- [Given data]:

------

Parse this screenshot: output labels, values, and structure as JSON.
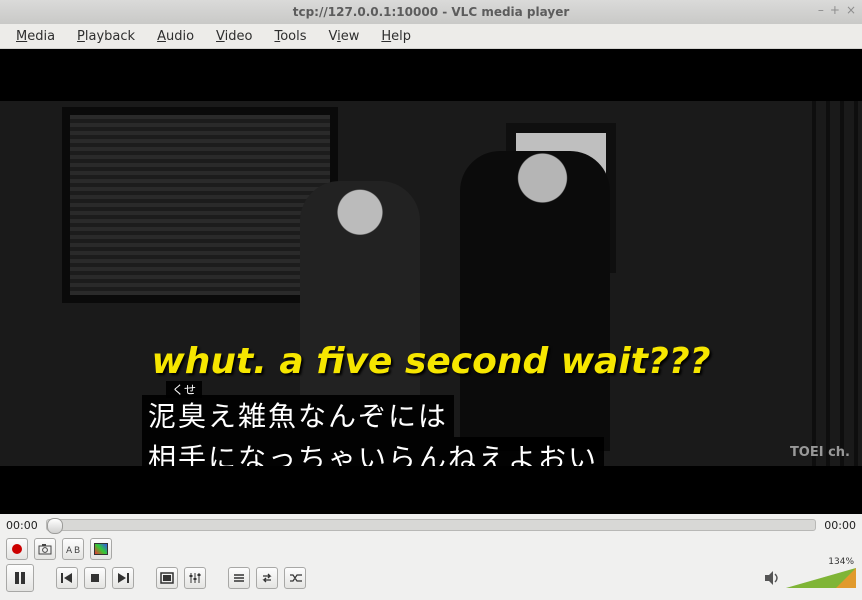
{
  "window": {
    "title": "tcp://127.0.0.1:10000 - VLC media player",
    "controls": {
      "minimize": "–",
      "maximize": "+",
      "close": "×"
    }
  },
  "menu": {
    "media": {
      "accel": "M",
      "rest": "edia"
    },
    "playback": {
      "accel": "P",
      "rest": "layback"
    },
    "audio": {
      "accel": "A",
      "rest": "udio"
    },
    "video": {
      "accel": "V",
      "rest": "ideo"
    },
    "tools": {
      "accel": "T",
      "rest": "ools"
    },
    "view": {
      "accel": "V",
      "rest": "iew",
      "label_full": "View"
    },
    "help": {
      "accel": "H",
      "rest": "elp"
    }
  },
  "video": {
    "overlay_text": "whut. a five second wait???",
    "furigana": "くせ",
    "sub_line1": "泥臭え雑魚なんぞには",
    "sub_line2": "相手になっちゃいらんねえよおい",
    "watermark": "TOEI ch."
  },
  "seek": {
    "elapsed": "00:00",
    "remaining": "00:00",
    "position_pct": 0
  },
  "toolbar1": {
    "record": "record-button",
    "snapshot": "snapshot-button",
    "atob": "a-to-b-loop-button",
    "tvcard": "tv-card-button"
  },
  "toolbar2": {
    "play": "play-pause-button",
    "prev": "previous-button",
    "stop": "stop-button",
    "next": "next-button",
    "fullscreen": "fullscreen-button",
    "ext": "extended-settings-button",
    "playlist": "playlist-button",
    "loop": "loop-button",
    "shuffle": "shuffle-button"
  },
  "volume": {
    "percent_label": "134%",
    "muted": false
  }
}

------

Search the data above for the word "rest", then gather each line in which it appears.

- [Result]:
      "rest": "edia"
      "rest": "layback"
      "rest": "udio"
      "rest": "ideo"
      "rest": "ools"
      "rest": "iew",
      "rest": "elp"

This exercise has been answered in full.